(INSTRUCTION) Please rewrite the entries as a numbered list, from the first line through the line containing "candle-body: [462, 300, 465, 314]", leaving out any blank lines.

━━━━━━━━━━━━━━━━━━━━

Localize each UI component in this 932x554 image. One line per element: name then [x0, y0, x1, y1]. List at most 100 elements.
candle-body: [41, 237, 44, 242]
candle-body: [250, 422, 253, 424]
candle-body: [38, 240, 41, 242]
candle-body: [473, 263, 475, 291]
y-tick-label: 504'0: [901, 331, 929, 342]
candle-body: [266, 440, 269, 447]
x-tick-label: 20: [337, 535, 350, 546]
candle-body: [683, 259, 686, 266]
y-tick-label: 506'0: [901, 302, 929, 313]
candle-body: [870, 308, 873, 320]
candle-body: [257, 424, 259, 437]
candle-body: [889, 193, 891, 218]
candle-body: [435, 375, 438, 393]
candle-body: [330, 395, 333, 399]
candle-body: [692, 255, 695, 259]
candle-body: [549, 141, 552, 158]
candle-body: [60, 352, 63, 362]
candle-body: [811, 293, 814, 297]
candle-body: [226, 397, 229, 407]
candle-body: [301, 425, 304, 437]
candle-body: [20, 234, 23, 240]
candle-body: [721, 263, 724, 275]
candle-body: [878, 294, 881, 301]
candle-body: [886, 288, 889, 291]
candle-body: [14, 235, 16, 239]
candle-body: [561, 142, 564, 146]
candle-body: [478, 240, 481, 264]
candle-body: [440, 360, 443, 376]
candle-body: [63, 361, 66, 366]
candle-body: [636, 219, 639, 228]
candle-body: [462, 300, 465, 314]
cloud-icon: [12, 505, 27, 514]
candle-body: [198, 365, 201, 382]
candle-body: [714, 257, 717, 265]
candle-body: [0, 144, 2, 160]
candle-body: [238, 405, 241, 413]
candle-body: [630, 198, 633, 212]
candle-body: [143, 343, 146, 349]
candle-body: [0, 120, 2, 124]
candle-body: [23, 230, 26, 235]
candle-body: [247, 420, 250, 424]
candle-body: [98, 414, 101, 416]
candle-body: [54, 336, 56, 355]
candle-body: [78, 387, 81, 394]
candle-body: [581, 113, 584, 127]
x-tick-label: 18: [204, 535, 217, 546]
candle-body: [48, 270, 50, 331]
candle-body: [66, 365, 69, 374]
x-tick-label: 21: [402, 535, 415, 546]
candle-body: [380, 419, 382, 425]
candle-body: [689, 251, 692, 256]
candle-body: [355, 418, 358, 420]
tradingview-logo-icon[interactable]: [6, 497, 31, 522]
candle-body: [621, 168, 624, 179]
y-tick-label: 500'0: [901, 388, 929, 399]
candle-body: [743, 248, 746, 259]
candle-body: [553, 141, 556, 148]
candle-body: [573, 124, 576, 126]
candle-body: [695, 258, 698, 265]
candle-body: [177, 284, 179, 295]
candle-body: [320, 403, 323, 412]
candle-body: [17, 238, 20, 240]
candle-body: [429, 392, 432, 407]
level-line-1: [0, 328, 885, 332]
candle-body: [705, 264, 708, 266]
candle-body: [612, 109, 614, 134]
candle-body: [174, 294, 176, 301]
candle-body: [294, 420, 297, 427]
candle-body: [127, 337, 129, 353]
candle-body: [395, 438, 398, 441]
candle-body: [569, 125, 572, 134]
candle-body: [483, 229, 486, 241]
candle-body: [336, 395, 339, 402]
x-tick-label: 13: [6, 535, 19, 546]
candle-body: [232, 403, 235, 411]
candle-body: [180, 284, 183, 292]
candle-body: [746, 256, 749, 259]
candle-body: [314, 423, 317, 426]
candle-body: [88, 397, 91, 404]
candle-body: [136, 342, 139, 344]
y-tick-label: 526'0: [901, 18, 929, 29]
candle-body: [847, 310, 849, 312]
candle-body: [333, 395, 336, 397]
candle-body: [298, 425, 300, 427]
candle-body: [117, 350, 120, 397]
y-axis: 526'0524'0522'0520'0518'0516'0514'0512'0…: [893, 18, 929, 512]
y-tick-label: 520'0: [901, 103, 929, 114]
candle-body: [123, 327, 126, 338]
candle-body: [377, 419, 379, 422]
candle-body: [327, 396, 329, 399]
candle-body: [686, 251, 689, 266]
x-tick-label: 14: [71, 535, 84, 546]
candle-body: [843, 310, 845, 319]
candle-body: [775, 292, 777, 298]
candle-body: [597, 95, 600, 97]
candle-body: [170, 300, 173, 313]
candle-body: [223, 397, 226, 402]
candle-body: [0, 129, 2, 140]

━━━━━━━━━━━━━━━━━━━━

(SOLUTION FOR THIS TASK)
1. Localize each UI component in this 932x554 image. One line per element: name then [x0, y0, x1, y1]. List at most 100 elements.
2. candle-body: [41, 237, 44, 242]
3. candle-body: [250, 422, 253, 424]
4. candle-body: [38, 240, 41, 242]
5. candle-body: [473, 263, 475, 291]
6. y-tick-label: 504'0: [901, 331, 929, 342]
7. candle-body: [266, 440, 269, 447]
8. x-tick-label: 20: [337, 535, 350, 546]
9. candle-body: [683, 259, 686, 266]
10. y-tick-label: 506'0: [901, 302, 929, 313]
11. candle-body: [870, 308, 873, 320]
12. candle-body: [257, 424, 259, 437]
13. candle-body: [889, 193, 891, 218]
14. candle-body: [435, 375, 438, 393]
15. candle-body: [330, 395, 333, 399]
16. candle-body: [692, 255, 695, 259]
17. candle-body: [549, 141, 552, 158]
18. candle-body: [60, 352, 63, 362]
19. candle-body: [811, 293, 814, 297]
20. candle-body: [226, 397, 229, 407]
21. candle-body: [301, 425, 304, 437]
22. candle-body: [20, 234, 23, 240]
23. candle-body: [721, 263, 724, 275]
24. candle-body: [878, 294, 881, 301]
25. candle-body: [886, 288, 889, 291]
26. candle-body: [14, 235, 16, 239]
27. candle-body: [561, 142, 564, 146]
28. candle-body: [478, 240, 481, 264]
29. candle-body: [440, 360, 443, 376]
30. candle-body: [63, 361, 66, 366]
31. candle-body: [636, 219, 639, 228]
32. candle-body: [462, 300, 465, 314]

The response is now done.